### Task details
Pull out every line from the listing that has the word "icon".

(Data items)
▼▼▼
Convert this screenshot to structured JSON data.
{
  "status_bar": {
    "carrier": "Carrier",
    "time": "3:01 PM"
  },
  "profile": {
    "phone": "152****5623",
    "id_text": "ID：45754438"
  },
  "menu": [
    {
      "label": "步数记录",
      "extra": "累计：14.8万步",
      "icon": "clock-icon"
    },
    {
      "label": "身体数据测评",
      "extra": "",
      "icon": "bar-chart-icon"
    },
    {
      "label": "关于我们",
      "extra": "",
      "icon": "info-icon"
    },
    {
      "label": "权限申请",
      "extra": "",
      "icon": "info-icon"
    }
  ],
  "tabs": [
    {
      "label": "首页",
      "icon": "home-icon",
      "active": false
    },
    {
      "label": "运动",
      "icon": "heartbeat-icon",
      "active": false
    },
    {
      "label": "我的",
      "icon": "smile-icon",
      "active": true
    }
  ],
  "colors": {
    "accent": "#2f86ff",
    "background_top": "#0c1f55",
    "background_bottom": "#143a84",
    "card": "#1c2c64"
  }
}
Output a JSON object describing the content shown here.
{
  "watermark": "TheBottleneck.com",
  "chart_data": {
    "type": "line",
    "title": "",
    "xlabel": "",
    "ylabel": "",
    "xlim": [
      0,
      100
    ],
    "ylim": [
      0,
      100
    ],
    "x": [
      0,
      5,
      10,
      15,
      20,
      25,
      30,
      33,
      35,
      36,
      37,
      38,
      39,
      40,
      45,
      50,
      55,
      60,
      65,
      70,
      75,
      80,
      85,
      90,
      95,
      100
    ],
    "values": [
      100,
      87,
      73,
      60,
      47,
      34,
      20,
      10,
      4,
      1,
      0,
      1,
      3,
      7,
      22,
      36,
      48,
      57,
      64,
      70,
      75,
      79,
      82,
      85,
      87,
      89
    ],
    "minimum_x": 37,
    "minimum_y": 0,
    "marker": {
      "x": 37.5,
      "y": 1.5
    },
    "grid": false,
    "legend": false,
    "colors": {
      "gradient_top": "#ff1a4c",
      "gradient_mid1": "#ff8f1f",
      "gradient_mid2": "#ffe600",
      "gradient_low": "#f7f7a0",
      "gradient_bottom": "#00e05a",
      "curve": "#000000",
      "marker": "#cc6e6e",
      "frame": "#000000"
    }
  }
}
▲▲▲
▼▼▼
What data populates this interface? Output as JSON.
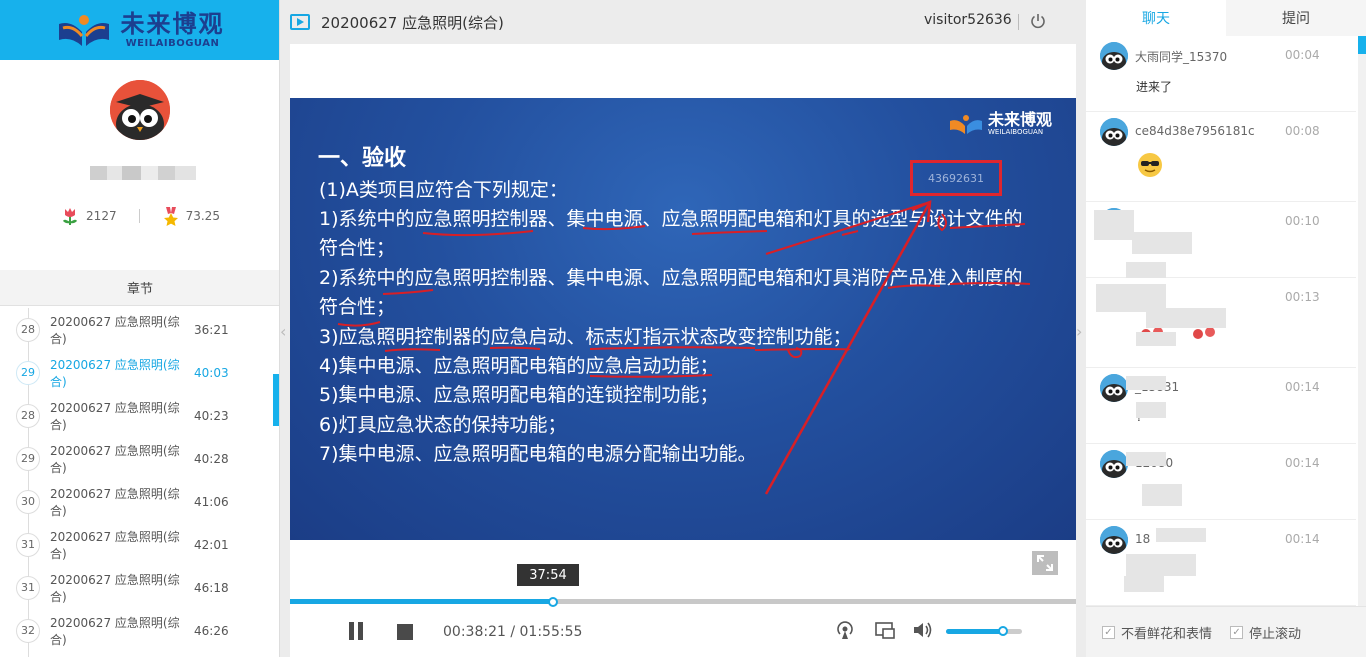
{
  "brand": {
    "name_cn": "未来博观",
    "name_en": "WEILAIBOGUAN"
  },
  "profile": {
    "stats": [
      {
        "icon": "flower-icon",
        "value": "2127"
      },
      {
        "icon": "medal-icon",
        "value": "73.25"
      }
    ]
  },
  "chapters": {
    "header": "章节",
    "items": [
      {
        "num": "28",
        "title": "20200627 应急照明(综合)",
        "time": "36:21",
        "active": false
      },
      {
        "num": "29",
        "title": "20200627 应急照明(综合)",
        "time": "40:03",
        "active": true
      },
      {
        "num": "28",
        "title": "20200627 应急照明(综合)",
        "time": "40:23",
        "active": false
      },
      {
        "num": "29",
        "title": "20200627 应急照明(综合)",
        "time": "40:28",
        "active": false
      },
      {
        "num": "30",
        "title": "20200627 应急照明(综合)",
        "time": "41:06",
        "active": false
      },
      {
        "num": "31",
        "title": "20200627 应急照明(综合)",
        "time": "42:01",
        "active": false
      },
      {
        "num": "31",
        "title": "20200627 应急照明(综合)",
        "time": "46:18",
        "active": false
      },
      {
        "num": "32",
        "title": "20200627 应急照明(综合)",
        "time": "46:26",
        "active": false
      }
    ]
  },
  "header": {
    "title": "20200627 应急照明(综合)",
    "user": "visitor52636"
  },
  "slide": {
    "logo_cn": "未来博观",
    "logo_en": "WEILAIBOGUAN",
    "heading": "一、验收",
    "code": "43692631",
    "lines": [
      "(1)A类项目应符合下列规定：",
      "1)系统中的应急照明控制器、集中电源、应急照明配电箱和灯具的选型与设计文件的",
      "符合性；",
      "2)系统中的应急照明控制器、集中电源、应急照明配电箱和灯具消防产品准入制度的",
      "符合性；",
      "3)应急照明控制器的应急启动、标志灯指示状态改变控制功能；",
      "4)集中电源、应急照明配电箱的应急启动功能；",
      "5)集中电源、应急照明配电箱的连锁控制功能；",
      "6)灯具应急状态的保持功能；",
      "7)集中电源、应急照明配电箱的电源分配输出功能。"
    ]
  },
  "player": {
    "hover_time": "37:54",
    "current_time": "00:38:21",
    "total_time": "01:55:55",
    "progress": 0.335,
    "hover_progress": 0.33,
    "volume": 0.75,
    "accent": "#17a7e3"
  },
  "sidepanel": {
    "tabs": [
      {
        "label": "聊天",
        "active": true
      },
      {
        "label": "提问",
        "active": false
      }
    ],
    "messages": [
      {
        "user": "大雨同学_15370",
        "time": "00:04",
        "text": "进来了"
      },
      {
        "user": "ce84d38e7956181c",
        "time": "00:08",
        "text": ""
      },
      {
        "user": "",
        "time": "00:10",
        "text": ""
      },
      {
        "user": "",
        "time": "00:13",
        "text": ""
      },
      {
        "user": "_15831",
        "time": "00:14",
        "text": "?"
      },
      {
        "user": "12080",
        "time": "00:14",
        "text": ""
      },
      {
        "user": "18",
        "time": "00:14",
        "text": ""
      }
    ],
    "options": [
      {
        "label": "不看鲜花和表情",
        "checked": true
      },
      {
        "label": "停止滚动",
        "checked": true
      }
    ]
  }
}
▲▲▲
### The result
      "icon": "clock-icon"
      "icon": "bar-chart-icon"
      "icon": "info-icon"
      "icon": "info-icon"
      "icon": "home-icon",
      "icon": "heartbeat-icon",
      "icon": "smile-icon",
        "icon": "flower-icon",
        "icon": "medal-icon",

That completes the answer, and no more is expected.